Source excerpt -
Note that I'm not suggesting we go ahead and write the page like we used
to do, but rather that we at least have a defensive check for a
discrepancy between pagecache state that suggests a buffer is dirty and
extent state says there is no place to write. If so, throw a warning
(either xfs_alert() or WARN_ON()) to indicate something went wrong
because we tossed a dirty page without writing it anywhere. In other
words, all I'm really saying here is that I don't think an assert is
good enough.

> > Now it looks like we silently (aside from the assert on dev
> > kernels) skip the writeback and clean the page.
> 
> Which, IMO, is correct behaviour - the old code danced around this
> because we couldn't easily answer the question of "what to do when
> we have a bufferhead state vs extent map mismatch?".
> 
> All we care about now is "does the block have valid data" and "does
> the extent map say we can write it". By the time we get here, we've
> already skipped blocks that don't have valid data, and the checks
> above say "we can't write this data because it's a hole". The reason
> it has valid data is that has been previously read - which is pretty
> common and most definitely exercised by fstests - so we silently
> skip it.
> 
> One of the benefits of this change is that we remove these
> ambiguities from the writeback code. If we get fed crap in the
> writeback code, then we've got a bug in the front end iomap code...

Region boundary data -
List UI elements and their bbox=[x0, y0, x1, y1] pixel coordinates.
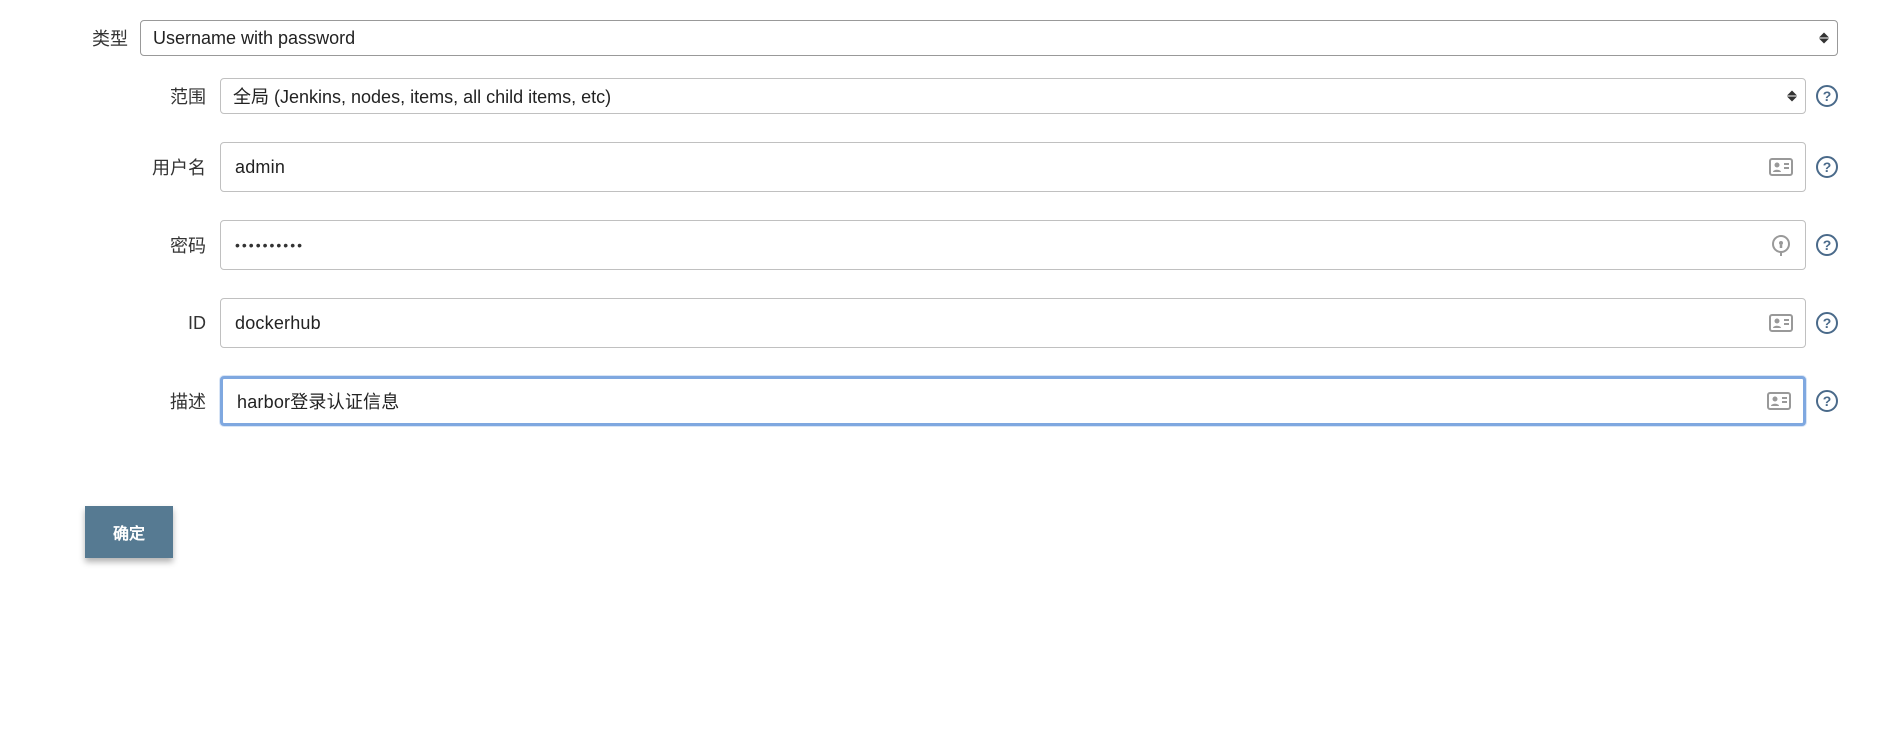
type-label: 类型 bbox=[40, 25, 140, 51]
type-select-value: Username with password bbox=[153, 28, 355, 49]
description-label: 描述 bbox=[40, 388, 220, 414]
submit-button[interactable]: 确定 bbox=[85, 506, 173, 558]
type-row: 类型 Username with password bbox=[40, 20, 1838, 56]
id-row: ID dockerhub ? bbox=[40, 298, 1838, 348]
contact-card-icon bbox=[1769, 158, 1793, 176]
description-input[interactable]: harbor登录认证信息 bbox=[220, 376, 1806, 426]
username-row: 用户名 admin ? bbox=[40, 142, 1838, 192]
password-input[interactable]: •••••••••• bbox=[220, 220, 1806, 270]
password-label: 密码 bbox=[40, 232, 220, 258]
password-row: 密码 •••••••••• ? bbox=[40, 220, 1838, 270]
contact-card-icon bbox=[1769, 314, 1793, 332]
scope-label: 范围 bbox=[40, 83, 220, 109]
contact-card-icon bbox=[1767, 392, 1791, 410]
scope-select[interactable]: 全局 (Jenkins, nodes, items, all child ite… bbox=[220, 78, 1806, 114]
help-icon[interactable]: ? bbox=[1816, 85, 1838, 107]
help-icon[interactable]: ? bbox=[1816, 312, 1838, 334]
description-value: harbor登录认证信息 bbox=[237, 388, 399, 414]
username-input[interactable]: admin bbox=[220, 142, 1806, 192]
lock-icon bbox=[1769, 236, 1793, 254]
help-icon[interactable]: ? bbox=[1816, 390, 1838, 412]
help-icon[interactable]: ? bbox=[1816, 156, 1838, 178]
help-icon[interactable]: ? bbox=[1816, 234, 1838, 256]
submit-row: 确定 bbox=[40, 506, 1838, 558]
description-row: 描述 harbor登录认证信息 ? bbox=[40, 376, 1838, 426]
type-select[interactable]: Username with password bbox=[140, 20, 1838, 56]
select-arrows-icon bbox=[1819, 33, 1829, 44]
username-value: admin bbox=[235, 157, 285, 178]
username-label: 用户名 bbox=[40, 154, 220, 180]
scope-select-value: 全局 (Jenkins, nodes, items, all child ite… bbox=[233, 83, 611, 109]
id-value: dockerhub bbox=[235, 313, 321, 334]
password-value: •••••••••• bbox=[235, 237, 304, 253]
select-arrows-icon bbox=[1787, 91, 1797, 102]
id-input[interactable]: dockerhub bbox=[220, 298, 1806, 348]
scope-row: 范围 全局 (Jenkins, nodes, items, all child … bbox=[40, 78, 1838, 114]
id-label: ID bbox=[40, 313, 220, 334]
* * *
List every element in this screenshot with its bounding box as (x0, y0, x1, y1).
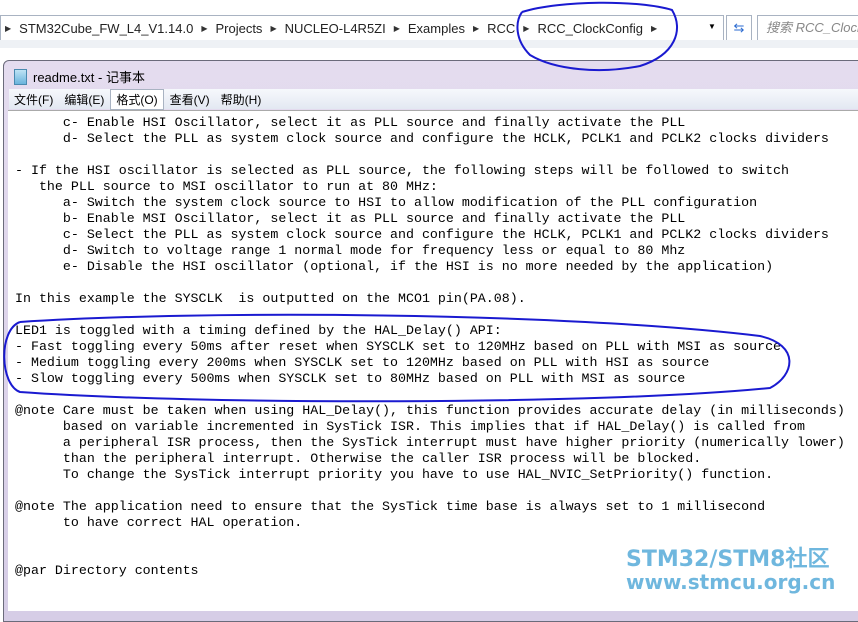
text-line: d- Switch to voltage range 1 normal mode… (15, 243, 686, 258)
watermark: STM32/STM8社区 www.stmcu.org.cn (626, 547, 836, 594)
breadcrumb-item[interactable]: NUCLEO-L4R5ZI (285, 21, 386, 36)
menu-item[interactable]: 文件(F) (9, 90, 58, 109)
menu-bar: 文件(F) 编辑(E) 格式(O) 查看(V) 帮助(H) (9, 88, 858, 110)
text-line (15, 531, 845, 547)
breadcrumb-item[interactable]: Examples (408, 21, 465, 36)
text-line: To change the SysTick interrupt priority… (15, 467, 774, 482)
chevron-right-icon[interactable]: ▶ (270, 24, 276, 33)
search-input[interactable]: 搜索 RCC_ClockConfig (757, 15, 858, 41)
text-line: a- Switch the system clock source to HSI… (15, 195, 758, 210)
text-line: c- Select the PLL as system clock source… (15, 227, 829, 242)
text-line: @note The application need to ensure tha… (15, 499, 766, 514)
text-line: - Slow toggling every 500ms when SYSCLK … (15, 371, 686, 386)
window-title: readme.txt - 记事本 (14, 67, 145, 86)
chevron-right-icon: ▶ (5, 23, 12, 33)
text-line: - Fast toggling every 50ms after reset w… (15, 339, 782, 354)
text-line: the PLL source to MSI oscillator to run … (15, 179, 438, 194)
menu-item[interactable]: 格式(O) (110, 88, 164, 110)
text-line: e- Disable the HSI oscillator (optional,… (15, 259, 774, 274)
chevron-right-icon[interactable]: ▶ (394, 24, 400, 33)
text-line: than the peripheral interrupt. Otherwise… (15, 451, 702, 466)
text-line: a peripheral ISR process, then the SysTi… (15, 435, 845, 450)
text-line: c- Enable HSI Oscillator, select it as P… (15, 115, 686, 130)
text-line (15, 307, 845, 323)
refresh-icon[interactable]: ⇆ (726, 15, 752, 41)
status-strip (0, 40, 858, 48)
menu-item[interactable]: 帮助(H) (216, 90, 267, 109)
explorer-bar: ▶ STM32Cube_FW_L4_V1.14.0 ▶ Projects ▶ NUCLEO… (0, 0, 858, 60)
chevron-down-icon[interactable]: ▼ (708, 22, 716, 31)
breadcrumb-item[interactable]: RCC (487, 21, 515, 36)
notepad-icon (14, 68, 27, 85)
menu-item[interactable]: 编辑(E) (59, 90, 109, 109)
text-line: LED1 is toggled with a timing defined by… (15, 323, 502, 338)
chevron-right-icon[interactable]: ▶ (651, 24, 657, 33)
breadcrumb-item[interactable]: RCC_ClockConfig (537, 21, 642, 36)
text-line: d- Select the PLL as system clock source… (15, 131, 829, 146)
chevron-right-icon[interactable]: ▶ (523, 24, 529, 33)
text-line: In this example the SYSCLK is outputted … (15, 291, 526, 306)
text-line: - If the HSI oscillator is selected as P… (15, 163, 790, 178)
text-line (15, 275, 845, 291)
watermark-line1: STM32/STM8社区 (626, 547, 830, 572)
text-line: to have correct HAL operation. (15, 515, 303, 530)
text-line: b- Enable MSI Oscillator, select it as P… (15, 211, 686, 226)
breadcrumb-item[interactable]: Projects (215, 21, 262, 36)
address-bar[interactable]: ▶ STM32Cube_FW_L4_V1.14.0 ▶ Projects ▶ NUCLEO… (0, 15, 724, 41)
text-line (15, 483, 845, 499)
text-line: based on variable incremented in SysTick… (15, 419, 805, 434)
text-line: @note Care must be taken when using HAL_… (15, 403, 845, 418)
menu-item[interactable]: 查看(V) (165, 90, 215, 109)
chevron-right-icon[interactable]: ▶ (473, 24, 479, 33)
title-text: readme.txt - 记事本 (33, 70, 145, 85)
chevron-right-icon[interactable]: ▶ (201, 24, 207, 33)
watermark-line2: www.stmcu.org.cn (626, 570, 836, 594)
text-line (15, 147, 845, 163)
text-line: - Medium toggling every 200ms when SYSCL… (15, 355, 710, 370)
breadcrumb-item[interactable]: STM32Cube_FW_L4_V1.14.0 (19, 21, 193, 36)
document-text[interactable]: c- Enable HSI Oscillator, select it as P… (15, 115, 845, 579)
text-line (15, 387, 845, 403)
...
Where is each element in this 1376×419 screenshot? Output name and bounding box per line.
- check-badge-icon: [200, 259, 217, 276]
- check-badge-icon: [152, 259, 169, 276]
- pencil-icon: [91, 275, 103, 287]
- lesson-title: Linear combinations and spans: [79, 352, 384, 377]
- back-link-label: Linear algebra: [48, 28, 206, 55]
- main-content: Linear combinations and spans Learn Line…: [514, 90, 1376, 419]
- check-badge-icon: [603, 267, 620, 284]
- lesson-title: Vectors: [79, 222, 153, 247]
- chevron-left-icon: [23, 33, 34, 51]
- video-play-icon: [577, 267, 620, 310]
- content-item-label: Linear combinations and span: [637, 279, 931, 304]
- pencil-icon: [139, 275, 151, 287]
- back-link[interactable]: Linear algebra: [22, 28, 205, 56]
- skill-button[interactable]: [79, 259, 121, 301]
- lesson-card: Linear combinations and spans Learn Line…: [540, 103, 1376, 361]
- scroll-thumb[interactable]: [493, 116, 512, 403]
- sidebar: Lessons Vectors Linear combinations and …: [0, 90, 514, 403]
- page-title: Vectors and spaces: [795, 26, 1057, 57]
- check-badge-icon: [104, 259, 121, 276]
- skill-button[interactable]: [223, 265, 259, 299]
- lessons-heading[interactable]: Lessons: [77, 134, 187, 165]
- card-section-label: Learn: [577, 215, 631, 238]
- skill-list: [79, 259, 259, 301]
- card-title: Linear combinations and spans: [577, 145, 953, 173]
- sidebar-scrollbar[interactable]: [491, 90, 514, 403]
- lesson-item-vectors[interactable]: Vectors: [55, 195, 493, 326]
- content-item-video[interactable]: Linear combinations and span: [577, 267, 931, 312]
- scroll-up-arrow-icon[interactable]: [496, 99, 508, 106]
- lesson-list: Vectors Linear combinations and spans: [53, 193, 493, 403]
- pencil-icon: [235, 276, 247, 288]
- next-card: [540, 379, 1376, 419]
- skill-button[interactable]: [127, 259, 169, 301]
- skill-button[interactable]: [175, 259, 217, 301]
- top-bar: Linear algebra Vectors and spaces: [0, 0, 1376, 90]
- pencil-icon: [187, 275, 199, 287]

Required actions -
1. Reproduce the writeback discussion verbatim, starting at "Note that I'm" and ending at "clean the page.".
2. Carry the discussion of XFS writeback forward, beginning right after its last sentence.

Answers to each task -
1.
Note that I'm not suggesting we go ahead and write the page like we used
to do, but rather that we at least have a defensive check for a
discrepancy between pagecache state that suggests a buffer is dirty and
extent state says there is no place to write. If so, throw a warning
(either xfs_alert() or WARN_ON()) to indicate something went wrong
because we tossed a dirty page without writing it anywhere. In other
words, all I'm really saying here is that I don't think an assert is
good enough.

> > Now it looks like we silently (aside from the assert on dev
> > kernels) skip the writeback and clean the page.

2.
> 

Indeed, I agree with regard to the overall behavior.

> > Unless I've missed that
> > being handled somewhere, that seems like a slightly more severe error
> > from the user perspective. Perhaps we should have a noiser warning here
> > or even consider that a writeback error?
> 
> No, because it's a valid state to have cached data over a hole if
> it's been read. Hence the assert to ensure what we got was from a
> previous read into a hole - if a mod we make to the higher level
> code screws up, we'll catch it pretty quickly during testing...
> 

We should be able to distinguish between page/buffer state that
indicates we have valid data over a hole vs. valid+dirty data over a
hole in order to flag the latter as a problem.

Brian

> Cheers,
> 
> Dave.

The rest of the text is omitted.